## Instructions to follow
Please reproduce the entries below exactly as they stand, but leave the pictures out.

....

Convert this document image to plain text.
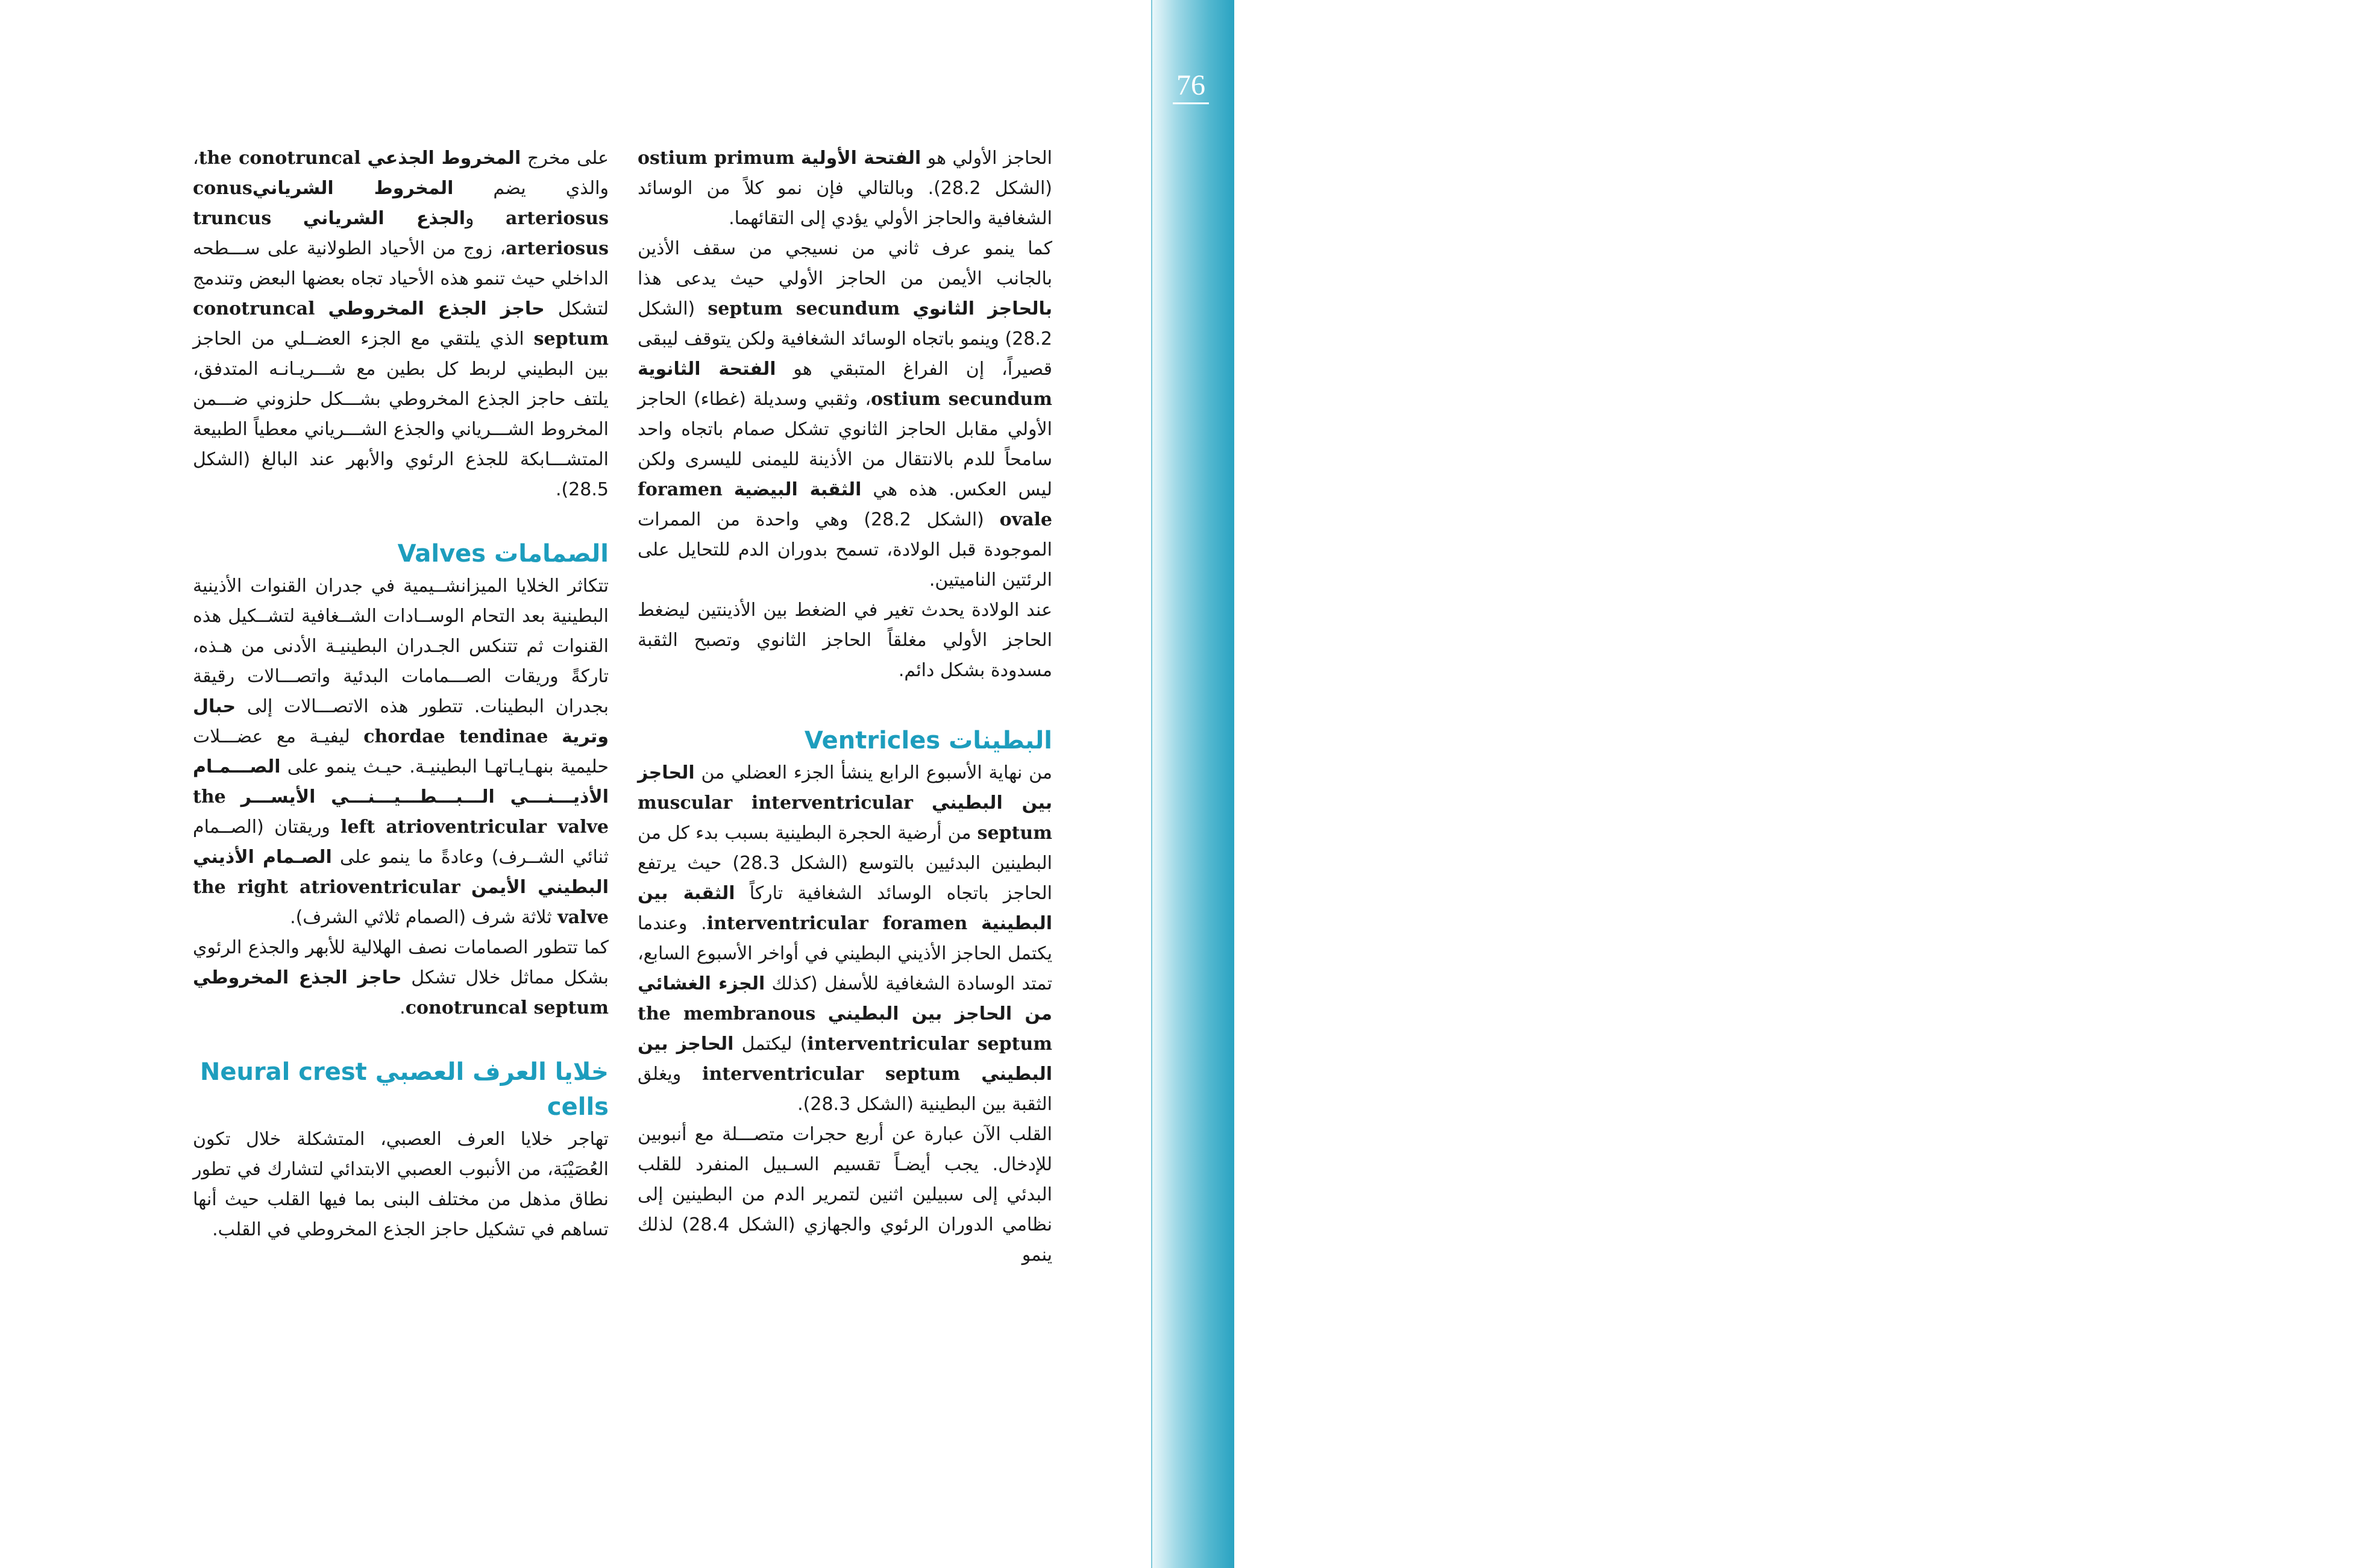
76	الفصل 28 جهاز الدوران: حجرات القلب

الحاجز الأولي هو الفتحة الأولية ostium primum (الشكل 28.2). وبالتالي فإن نمو كلاً من الوسائد الشغافية والحاجز الأولي يؤدي إلى التقائهما.

كما ينمو عرف ثاني من نسيجي من سقف الأذين بالجانب الأيمن من الحاجز الأولي حيث يدعى هذا بالحاجز الثانوي septum secundum (الشكل 28.2) وينمو باتجاه الوسائد الشغافية ولكن يتوقف ليبقى قصيراً، إن الفراغ المتبقي هو الفتحة الثانوية ostium secundum، وثقبي وسديلة (غطاء) الحاجز الأولي مقابل الحاجز الثانوي تشكل صمام باتجاه واحد سامحاً للدم بالانتقال من الأذينة لليمنى لليسرى ولكن ليس العكس. هذه هي الثقبة البيضية foramen ovale (الشكل 28.2) وهي واحدة من الممرات الموجودة قبل الولادة، تسمح بدوران الدم للتحايل على الرئتين الناميتين.

عند الولادة يحدث تغير في الضغط بين الأذينتين ليضغط الحاجز الأولي مغلقاً الحاجز الثانوي وتصبح الثقبة مسدودة بشكل دائم.

البطينات Ventricles

من نهاية الأسبوع الرابع ينشأ الجزء العضلي من الحاجز بين البطيني muscular interventricular septum من أرضية الحجرة البطينية بسبب بدء كل من البطينين البدئيين بالتوسع (الشكل 28.3) حيث يرتفع الحاجز باتجاه الوسائد الشغافية تاركاً الثقبة بين البطينية interventricular foramen. وعندما يكتمل الحاجز الأذيني البطيني في أواخر الأسبوع السابع، تمتد الوسادة الشغافية للأسفل (كذلك الجزء الغشائي من الحاجز بين البطيني the membranous interventricular septum) ليكتمل الحاجز بين البطيني interventricular septum ويغلق الثقبة بين البطينية (الشكل 28.3).

القلب الآن عبارة عن أربع حجرات متصـــلة مع أنبوبين للإدخال. يجب أيضـاً تقسيم السـبيل المنفرد للقلب البدئي إلى سبيلين اثنين لتمرير الدم من البطينين إلى نظامي الدوران الرئوي والجهازي (الشكل 28.4) لذلك ينمو

على مخرج المخروط الجذعي the conotruncal، والذي يضم المخروط الشريانيconus arteriosus والجذع الشرياني truncus arteriosus، زوج من الأحياد الطولانية على ســـطحه الداخلي حيث تنمو هذه الأحياد تجاه بعضها البعض وتندمج لتشكل حاجز الجذع المخروطي conotruncal septum الذي يلتقي مع الجزء العضــلي من الحاجز بين البطيني لربط كل بطين مع شـــريـانـه المتدفق، يلتف حاجز الجذع المخروطي بشـــكل حلزوني ضـــمن المخروط الشـــرياني والجذع الشـــرياني معطياً الطبيعة المتشـــابكة للجذع الرئوي والأبهر عند البالغ (الشكل 28.5).

الصمامات Valves

تتكاثر الخلايا الميزانشــيمية في جدران القنوات الأذينية البطينية بعد التحام الوســادات الشــغافية لتشــكيل هذه القنوات ثم تتنكس الجـدران البطينيـة الأدنى من هـذه، تاركةً وريقات الصـــمامات البدئية واتصـــالات رقيقة بجدران البطينات. تتطور هذه الاتصـــالات إلى حبال وترية chordae tendinae ليفيـة مع عضـــلات حليمية بنهـايـاتهـا البطينيـة. حيـث ينمو على الصـــمـام الأذيـــنـــي الـــبـــطـــيـــنـــي الأيســـر the left atrioventricular valve وريقتان (الصــمام ثنائي الشــرف) وعادةً ما ينمو على الصـمام الأذيني البطيني الأيمن the right atrioventricular valve ثلاثة شرف (الصمام ثلاثي الشرف).

كما تتطور الصمامات نصف الهلالية للأبهر والجذع الرئوي بشكل مماثل خلال تشكل حاجز الجذع المخروطي conotruncal septum.

خلايا العرف العصبي Neural crest cells

تهاجر خلايا العرف العصبي، المتشكلة خلال تكون العُصَيْبَة، من الأنبوب العصبي الابتدائي لتشارك في تطور نطاق مذهل من مختلف البنى بما فيها القلب حيث أنها تساهم في تشكيل حاجز الجذع المخروطي في القلب.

....

## Exercise answer
Convert this document image to plain text.
76	الفصل 28 جهاز الدوران: حجرات القلب

الحاجز الأولي هو الفتحة الأولية ostium primum (الشكل 28.2). وبالتالي فإن نمو كلاً من الوسائد الشغافية والحاجز الأولي يؤدي إلى التقائهما.

كما ينمو عرف ثاني من نسيجي من سقف الأذين بالجانب الأيمن من الحاجز الأولي حيث يدعى هذا بالحاجز الثانوي septum secundum (الشكل 28.2) وينمو باتجاه الوسائد الشغافية ولكن يتوقف ليبقى قصيراً، إن الفراغ المتبقي هو الفتحة الثانوية ostium secundum، وثقبي وسديلة (غطاء) الحاجز الأولي مقابل الحاجز الثانوي تشكل صمام باتجاه واحد سامحاً للدم بالانتقال من الأذينة لليمنى لليسرى ولكن ليس العكس. هذه هي الثقبة البيضية foramen ovale (الشكل 28.2) وهي واحدة من الممرات الموجودة قبل الولادة، تسمح بدوران الدم للتحايل على الرئتين الناميتين.

عند الولادة يحدث تغير في الضغط بين الأذينتين ليضغط الحاجز الأولي مغلقاً الحاجز الثانوي وتصبح الثقبة مسدودة بشكل دائم.

البطينات Ventricles

من نهاية الأسبوع الرابع ينشأ الجزء العضلي من الحاجز بين البطيني muscular interventricular septum من أرضية الحجرة البطينية بسبب بدء كل من البطينين البدئيين بالتوسع (الشكل 28.3) حيث يرتفع الحاجز باتجاه الوسائد الشغافية تاركاً الثقبة بين البطينية interventricular foramen. وعندما يكتمل الحاجز الأذيني البطيني في أواخر الأسبوع السابع، تمتد الوسادة الشغافية للأسفل (كذلك الجزء الغشائي من الحاجز بين البطيني the membranous interventricular septum) ليكتمل الحاجز بين البطيني interventricular septum ويغلق الثقبة بين البطينية (الشكل 28.3).

القلب الآن عبارة عن أربع حجرات متصـــلة مع أنبوبين للإدخال. يجب أيضـاً تقسيم السـبيل المنفرد للقلب البدئي إلى سبيلين اثنين لتمرير الدم من البطينين إلى نظامي الدوران الرئوي والجهازي (الشكل 28.4) لذلك ينمو

على مخرج المخروط الجذعي the conotruncal، والذي يضم المخروط الشريانيconus arteriosus والجذع الشرياني truncus arteriosus، زوج من الأحياد الطولانية على ســـطحه الداخلي حيث تنمو هذه الأحياد تجاه بعضها البعض وتندمج لتشكل حاجز الجذع المخروطي conotruncal septum الذي يلتقي مع الجزء العضــلي من الحاجز بين البطيني لربط كل بطين مع شـــريـانـه المتدفق، يلتف حاجز الجذع المخروطي بشـــكل حلزوني ضـــمن المخروط الشـــرياني والجذع الشـــرياني معطياً الطبيعة المتشـــابكة للجذع الرئوي والأبهر عند البالغ (الشكل 28.5).

الصمامات Valves

تتكاثر الخلايا الميزانشــيمية في جدران القنوات الأذينية البطينية بعد التحام الوســادات الشــغافية لتشــكيل هذه القنوات ثم تتنكس الجـدران البطينيـة الأدنى من هـذه، تاركةً وريقات الصـــمامات البدئية واتصـــالات رقيقة بجدران البطينات. تتطور هذه الاتصـــالات إلى حبال وترية chordae tendinae ليفيـة مع عضـــلات حليمية بنهـايـاتهـا البطينيـة. حيـث ينمو على الصـــمـام الأذيـــنـــي الـــبـــطـــيـــنـــي الأيســـر the left atrioventricular valve وريقتان (الصــمام ثنائي الشــرف) وعادةً ما ينمو على الصـمام الأذيني البطيني الأيمن the right atrioventricular valve ثلاثة شرف (الصمام ثلاثي الشرف).

كما تتطور الصمامات نصف الهلالية للأبهر والجذع الرئوي بشكل مماثل خلال تشكل حاجز الجذع المخروطي conotruncal septum.

خلايا العرف العصبي Neural crest cells

تهاجر خلايا العرف العصبي، المتشكلة خلال تكون العُصَيْبَة، من الأنبوب العصبي الابتدائي لتشارك في تطور نطاق مذهل من مختلف البنى بما فيها القلب حيث أنها تساهم في تشكيل حاجز الجذع المخروطي في القلب.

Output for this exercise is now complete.